** start **

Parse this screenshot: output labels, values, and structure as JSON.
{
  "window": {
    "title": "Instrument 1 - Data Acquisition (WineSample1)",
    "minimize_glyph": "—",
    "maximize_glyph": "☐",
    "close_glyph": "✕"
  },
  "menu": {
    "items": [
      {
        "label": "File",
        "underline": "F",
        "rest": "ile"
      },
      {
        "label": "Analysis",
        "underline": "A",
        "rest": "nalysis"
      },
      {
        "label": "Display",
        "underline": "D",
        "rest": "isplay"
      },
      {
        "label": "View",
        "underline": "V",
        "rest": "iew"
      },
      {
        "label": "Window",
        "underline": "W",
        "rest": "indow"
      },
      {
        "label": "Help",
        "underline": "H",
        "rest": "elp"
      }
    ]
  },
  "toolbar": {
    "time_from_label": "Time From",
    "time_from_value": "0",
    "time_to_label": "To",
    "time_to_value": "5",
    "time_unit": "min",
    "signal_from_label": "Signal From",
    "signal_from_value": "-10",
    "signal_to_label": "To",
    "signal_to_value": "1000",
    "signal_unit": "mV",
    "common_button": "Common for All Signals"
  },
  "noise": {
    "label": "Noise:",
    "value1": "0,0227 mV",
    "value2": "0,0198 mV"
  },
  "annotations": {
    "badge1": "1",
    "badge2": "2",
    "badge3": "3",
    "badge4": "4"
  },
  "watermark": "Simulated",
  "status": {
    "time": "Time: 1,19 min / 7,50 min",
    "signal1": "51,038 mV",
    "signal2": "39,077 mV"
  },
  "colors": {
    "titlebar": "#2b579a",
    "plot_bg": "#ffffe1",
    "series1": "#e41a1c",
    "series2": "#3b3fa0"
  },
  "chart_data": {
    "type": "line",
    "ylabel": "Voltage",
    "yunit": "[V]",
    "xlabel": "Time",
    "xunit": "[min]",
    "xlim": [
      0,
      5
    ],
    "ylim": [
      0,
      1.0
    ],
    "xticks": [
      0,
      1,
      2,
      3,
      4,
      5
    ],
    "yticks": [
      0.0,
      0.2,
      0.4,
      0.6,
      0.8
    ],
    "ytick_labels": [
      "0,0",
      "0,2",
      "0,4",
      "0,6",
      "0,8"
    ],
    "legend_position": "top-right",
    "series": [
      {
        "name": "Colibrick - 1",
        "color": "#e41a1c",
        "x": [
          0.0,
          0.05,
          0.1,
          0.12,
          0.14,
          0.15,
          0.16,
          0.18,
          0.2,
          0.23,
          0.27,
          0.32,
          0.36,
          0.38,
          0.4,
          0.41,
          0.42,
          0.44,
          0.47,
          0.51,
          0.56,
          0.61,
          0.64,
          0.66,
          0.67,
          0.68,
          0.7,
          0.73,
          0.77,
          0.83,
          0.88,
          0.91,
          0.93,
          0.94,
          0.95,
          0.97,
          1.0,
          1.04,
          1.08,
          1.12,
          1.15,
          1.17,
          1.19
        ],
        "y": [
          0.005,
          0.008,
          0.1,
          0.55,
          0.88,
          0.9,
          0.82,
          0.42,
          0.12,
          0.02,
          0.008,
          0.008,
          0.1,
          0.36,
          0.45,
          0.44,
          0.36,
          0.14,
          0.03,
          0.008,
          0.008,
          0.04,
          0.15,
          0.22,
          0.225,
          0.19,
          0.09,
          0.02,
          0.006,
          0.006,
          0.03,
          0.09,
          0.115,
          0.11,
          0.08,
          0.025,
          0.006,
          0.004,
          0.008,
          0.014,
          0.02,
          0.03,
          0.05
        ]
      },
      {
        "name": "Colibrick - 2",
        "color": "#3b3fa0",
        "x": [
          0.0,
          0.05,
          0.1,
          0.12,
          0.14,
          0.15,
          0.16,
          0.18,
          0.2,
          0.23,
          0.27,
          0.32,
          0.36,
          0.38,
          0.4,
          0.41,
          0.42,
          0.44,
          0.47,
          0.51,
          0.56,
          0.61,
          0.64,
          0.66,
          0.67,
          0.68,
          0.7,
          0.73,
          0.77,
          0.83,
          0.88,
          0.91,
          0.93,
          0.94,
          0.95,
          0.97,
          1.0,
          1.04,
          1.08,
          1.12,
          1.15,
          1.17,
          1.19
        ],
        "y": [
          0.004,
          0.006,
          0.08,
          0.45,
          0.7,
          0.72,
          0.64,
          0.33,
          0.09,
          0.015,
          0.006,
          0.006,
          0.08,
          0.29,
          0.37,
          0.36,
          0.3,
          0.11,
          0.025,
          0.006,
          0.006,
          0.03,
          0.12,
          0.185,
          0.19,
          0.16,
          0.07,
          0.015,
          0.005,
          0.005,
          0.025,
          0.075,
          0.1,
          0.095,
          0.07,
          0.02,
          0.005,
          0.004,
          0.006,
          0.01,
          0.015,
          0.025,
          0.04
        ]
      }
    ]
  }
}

** end **

• **TASK INSTRUCTIONS**
Set down the listing above in full, please, exactly as it appears.

• **ANSWER FOR THE TASK**
Parse this screenshot: output labels, values, and structure as JSON.
{
  "window": {
    "title": "Instrument 1 - Data Acquisition (WineSample1)",
    "minimize_glyph": "—",
    "maximize_glyph": "☐",
    "close_glyph": "✕"
  },
  "menu": {
    "items": [
      {
        "label": "File",
        "underline": "F",
        "rest": "ile"
      },
      {
        "label": "Analysis",
        "underline": "A",
        "rest": "nalysis"
      },
      {
        "label": "Display",
        "underline": "D",
        "rest": "isplay"
      },
      {
        "label": "View",
        "underline": "V",
        "rest": "iew"
      },
      {
        "label": "Window",
        "underline": "W",
        "rest": "indow"
      },
      {
        "label": "Help",
        "underline": "H",
        "rest": "elp"
      }
    ]
  },
  "toolbar": {
    "time_from_label": "Time From",
    "time_from_value": "0",
    "time_to_label": "To",
    "time_to_value": "5",
    "time_unit": "min",
    "signal_from_label": "Signal From",
    "signal_from_value": "-10",
    "signal_to_label": "To",
    "signal_to_value": "1000",
    "signal_unit": "mV",
    "common_button": "Common for All Signals"
  },
  "noise": {
    "label": "Noise:",
    "value1": "0,0227 mV",
    "value2": "0,0198 mV"
  },
  "annotations": {
    "badge1": "1",
    "badge2": "2",
    "badge3": "3",
    "badge4": "4"
  },
  "watermark": "Simulated",
  "status": {
    "time": "Time: 1,19 min / 7,50 min",
    "signal1": "51,038 mV",
    "signal2": "39,077 mV"
  },
  "colors": {
    "titlebar": "#2b579a",
    "plot_bg": "#ffffe1",
    "series1": "#e41a1c",
    "series2": "#3b3fa0"
  },
  "chart_data": {
    "type": "line",
    "ylabel": "Voltage",
    "yunit": "[V]",
    "xlabel": "Time",
    "xunit": "[min]",
    "xlim": [
      0,
      5
    ],
    "ylim": [
      0,
      1.0
    ],
    "xticks": [
      0,
      1,
      2,
      3,
      4,
      5
    ],
    "yticks": [
      0.0,
      0.2,
      0.4,
      0.6,
      0.8
    ],
    "ytick_labels": [
      "0,0",
      "0,2",
      "0,4",
      "0,6",
      "0,8"
    ],
    "legend_position": "top-right",
    "series": [
      {
        "name": "Colibrick - 1",
        "color": "#e41a1c",
        "x": [
          0.0,
          0.05,
          0.1,
          0.12,
          0.14,
          0.15,
          0.16,
          0.18,
          0.2,
          0.23,
          0.27,
          0.32,
          0.36,
          0.38,
          0.4,
          0.41,
          0.42,
          0.44,
          0.47,
          0.51,
          0.56,
          0.61,
          0.64,
          0.66,
          0.67,
          0.68,
          0.7,
          0.73,
          0.77,
          0.83,
          0.88,
          0.91,
          0.93,
          0.94,
          0.95,
          0.97,
          1.0,
          1.04,
          1.08,
          1.12,
          1.15,
          1.17,
          1.19
        ],
        "y": [
          0.005,
          0.008,
          0.1,
          0.55,
          0.88,
          0.9,
          0.82,
          0.42,
          0.12,
          0.02,
          0.008,
          0.008,
          0.1,
          0.36,
          0.45,
          0.44,
          0.36,
          0.14,
          0.03,
          0.008,
          0.008,
          0.04,
          0.15,
          0.22,
          0.225,
          0.19,
          0.09,
          0.02,
          0.006,
          0.006,
          0.03,
          0.09,
          0.115,
          0.11,
          0.08,
          0.025,
          0.006,
          0.004,
          0.008,
          0.014,
          0.02,
          0.03,
          0.05
        ]
      },
      {
        "name": "Colibrick - 2",
        "color": "#3b3fa0",
        "x": [
          0.0,
          0.05,
          0.1,
          0.12,
          0.14,
          0.15,
          0.16,
          0.18,
          0.2,
          0.23,
          0.27,
          0.32,
          0.36,
          0.38,
          0.4,
          0.41,
          0.42,
          0.44,
          0.47,
          0.51,
          0.56,
          0.61,
          0.64,
          0.66,
          0.67,
          0.68,
          0.7,
          0.73,
          0.77,
          0.83,
          0.88,
          0.91,
          0.93,
          0.94,
          0.95,
          0.97,
          1.0,
          1.04,
          1.08,
          1.12,
          1.15,
          1.17,
          1.19
        ],
        "y": [
          0.004,
          0.006,
          0.08,
          0.45,
          0.7,
          0.72,
          0.64,
          0.33,
          0.09,
          0.015,
          0.006,
          0.006,
          0.08,
          0.29,
          0.37,
          0.36,
          0.3,
          0.11,
          0.025,
          0.006,
          0.006,
          0.03,
          0.12,
          0.185,
          0.19,
          0.16,
          0.07,
          0.015,
          0.005,
          0.005,
          0.025,
          0.075,
          0.1,
          0.095,
          0.07,
          0.02,
          0.005,
          0.004,
          0.006,
          0.01,
          0.015,
          0.025,
          0.04
        ]
      }
    ]
  }
}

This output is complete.